Your goal
Write out all the material exactly. Leave nothing out.

Records from a dataset:
# # # # # # #

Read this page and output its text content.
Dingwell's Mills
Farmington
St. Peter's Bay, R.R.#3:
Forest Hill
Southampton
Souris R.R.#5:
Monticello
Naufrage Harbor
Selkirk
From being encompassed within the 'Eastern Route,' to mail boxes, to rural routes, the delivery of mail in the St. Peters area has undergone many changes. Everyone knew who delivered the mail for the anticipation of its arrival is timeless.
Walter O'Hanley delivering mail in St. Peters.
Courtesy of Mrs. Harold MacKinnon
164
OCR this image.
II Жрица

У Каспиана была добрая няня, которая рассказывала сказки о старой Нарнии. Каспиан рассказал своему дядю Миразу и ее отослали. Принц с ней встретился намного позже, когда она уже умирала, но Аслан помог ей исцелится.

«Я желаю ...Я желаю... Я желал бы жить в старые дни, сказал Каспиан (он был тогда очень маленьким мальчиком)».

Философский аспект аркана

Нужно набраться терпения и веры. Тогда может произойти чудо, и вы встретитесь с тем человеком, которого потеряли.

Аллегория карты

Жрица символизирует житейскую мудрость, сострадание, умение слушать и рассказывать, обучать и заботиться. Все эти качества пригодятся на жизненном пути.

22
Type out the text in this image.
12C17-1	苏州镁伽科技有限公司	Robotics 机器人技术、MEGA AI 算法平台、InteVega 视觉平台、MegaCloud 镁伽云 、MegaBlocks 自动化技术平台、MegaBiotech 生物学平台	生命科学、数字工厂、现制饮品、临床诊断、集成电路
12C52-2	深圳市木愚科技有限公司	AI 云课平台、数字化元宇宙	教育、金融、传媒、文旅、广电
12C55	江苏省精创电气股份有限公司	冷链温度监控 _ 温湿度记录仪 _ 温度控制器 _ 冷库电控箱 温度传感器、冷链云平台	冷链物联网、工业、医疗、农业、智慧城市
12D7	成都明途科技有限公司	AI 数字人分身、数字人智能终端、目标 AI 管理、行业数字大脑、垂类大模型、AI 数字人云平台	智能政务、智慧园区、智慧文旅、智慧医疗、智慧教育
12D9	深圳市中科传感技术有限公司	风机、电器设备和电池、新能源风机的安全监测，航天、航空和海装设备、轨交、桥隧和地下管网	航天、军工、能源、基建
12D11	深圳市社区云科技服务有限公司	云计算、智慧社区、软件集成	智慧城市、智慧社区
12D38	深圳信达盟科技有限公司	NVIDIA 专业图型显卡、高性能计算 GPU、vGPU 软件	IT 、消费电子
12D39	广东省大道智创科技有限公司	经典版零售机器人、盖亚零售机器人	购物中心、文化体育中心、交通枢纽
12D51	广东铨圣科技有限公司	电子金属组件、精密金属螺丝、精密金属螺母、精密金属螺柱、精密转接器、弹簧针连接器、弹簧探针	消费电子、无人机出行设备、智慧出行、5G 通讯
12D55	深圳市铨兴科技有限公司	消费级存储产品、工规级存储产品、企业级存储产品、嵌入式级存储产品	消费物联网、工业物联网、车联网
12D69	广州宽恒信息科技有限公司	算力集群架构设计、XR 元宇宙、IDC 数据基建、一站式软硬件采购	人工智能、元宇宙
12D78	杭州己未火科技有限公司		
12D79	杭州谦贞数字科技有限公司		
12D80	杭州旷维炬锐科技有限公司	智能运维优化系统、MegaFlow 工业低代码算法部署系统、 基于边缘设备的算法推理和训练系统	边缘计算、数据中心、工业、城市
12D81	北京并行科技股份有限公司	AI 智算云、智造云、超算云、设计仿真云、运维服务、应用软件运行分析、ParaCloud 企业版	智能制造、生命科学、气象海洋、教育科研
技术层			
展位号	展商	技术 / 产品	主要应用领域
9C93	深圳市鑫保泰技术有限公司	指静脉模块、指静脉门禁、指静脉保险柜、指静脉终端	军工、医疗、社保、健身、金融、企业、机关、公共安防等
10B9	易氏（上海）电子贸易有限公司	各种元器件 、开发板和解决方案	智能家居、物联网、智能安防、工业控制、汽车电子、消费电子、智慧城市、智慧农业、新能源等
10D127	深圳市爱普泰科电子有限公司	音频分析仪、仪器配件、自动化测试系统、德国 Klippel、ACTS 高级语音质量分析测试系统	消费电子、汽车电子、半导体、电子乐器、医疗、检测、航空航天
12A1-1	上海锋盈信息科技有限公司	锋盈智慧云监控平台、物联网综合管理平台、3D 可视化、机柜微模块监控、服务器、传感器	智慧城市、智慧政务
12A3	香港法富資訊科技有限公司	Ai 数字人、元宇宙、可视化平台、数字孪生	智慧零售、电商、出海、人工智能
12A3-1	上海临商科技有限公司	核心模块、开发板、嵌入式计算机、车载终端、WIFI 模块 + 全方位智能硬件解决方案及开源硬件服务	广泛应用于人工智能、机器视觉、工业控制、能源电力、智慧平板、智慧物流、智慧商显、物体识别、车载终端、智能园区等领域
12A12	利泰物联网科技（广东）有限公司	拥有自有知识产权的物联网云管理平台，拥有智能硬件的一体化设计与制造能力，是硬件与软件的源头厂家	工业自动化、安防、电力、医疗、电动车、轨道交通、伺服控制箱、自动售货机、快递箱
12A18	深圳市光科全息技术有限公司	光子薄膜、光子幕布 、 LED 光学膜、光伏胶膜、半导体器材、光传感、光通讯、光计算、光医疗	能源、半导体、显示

# # # # # # #

Answer to this problem
Read this page and output its text content.
Dingwell's Mills
Farmington
St. Peter's Bay, R.R.#3:
Forest Hill
Southampton
Souris R.R.#5:
Monticello
Naufrage Harbor
Selkirk
From being encompassed within the 'Eastern Route,' to mail boxes, to rural routes, the delivery of mail in the St. Peters area has undergone many changes. Everyone knew who delivered the mail for the anticipation of its arrival is timeless.
Walter O'Hanley delivering mail in St. Peters.
Courtesy of Mrs. Harold MacKinnon
164
OCR this image.
II Жрица

У Каспиана была добрая няня, которая рассказывала сказки о старой Нарнии. Каспиан рассказал своему дядю Миразу и ее отослали. Принц с ней встретился намного позже, когда она уже умирала, но Аслан помог ей исцелится.

«Я желаю ...Я желаю... Я желал бы жить в старые дни, сказал Каспиан (он был тогда очень маленьким мальчиком)».

Философский аспект аркана

Нужно набраться терпения и веры. Тогда может произойти чудо, и вы встретитесь с тем человеком, которого потеряли.

Аллегория карты

Жрица символизирует житейскую мудрость, сострадание, умение слушать и рассказывать, обучать и заботиться. Все эти качества пригодятся на жизненном пути.

22
Type out the text in this image.
12C17-1	苏州镁伽科技有限公司	Robotics 机器人技术、MEGA AI 算法平台、InteVega 视觉平台、MegaCloud 镁伽云 、MegaBlocks 自动化技术平台、MegaBiotech 生物学平台	生命科学、数字工厂、现制饮品、临床诊断、集成电路
12C52-2	深圳市木愚科技有限公司	AI 云课平台、数字化元宇宙	教育、金融、传媒、文旅、广电
12C55	江苏省精创电气股份有限公司	冷链温度监控 _ 温湿度记录仪 _ 温度控制器 _ 冷库电控箱 温度传感器、冷链云平台	冷链物联网、工业、医疗、农业、智慧城市
12D7	成都明途科技有限公司	AI 数字人分身、数字人智能终端、目标 AI 管理、行业数字大脑、垂类大模型、AI 数字人云平台	智能政务、智慧园区、智慧文旅、智慧医疗、智慧教育
12D9	深圳市中科传感技术有限公司	风机、电器设备和电池、新能源风机的安全监测，航天、航空和海装设备、轨交、桥隧和地下管网	航天、军工、能源、基建
12D11	深圳市社区云科技服务有限公司	云计算、智慧社区、软件集成	智慧城市、智慧社区
12D38	深圳信达盟科技有限公司	NVIDIA 专业图型显卡、高性能计算 GPU、vGPU 软件	IT 、消费电子
12D39	广东省大道智创科技有限公司	经典版零售机器人、盖亚零售机器人	购物中心、文化体育中心、交通枢纽
12D51	广东铨圣科技有限公司	电子金属组件、精密金属螺丝、精密金属螺母、精密金属螺柱、精密转接器、弹簧针连接器、弹簧探针	消费电子、无人机出行设备、智慧出行、5G 通讯
12D55	深圳市铨兴科技有限公司	消费级存储产品、工规级存储产品、企业级存储产品、嵌入式级存储产品	消费物联网、工业物联网、车联网
12D69	广州宽恒信息科技有限公司	算力集群架构设计、XR 元宇宙、IDC 数据基建、一站式软硬件采购	人工智能、元宇宙
12D78	杭州己未火科技有限公司		
12D79	杭州谦贞数字科技有限公司		
12D80	杭州旷维炬锐科技有限公司	智能运维优化系统、MegaFlow 工业低代码算法部署系统、 基于边缘设备的算法推理和训练系统	边缘计算、数据中心、工业、城市
12D81	北京并行科技股份有限公司	AI 智算云、智造云、超算云、设计仿真云、运维服务、应用软件运行分析、ParaCloud 企业版	智能制造、生命科学、气象海洋、教育科研
技术层			
展位号	展商	技术 / 产品	主要应用领域
9C93	深圳市鑫保泰技术有限公司	指静脉模块、指静脉门禁、指静脉保险柜、指静脉终端	军工、医疗、社保、健身、金融、企业、机关、公共安防等
10B9	易氏（上海）电子贸易有限公司	各种元器件 、开发板和解决方案	智能家居、物联网、智能安防、工业控制、汽车电子、消费电子、智慧城市、智慧农业、新能源等
10D127	深圳市爱普泰科电子有限公司	音频分析仪、仪器配件、自动化测试系统、德国 Klippel、ACTS 高级语音质量分析测试系统	消费电子、汽车电子、半导体、电子乐器、医疗、检测、航空航天
12A1-1	上海锋盈信息科技有限公司	锋盈智慧云监控平台、物联网综合管理平台、3D 可视化、机柜微模块监控、服务器、传感器	智慧城市、智慧政务
12A3	香港法富資訊科技有限公司	Ai 数字人、元宇宙、可视化平台、数字孪生	智慧零售、电商、出海、人工智能
12A3-1	上海临商科技有限公司	核心模块、开发板、嵌入式计算机、车载终端、WIFI 模块 + 全方位智能硬件解决方案及开源硬件服务	广泛应用于人工智能、机器视觉、工业控制、能源电力、智慧平板、智慧物流、智慧商显、物体识别、车载终端、智能园区等领域
12A12	利泰物联网科技（广东）有限公司	拥有自有知识产权的物联网云管理平台，拥有智能硬件的一体化设计与制造能力，是硬件与软件的源头厂家	工业自动化、安防、电力、医疗、电动车、轨道交通、伺服控制箱、自动售货机、快递箱
12A18	深圳市光科全息技术有限公司	光子薄膜、光子幕布 、 LED 光学膜、光伏胶膜、半导体器材、光传感、光通讯、光计算、光医疗	能源、半导体、显示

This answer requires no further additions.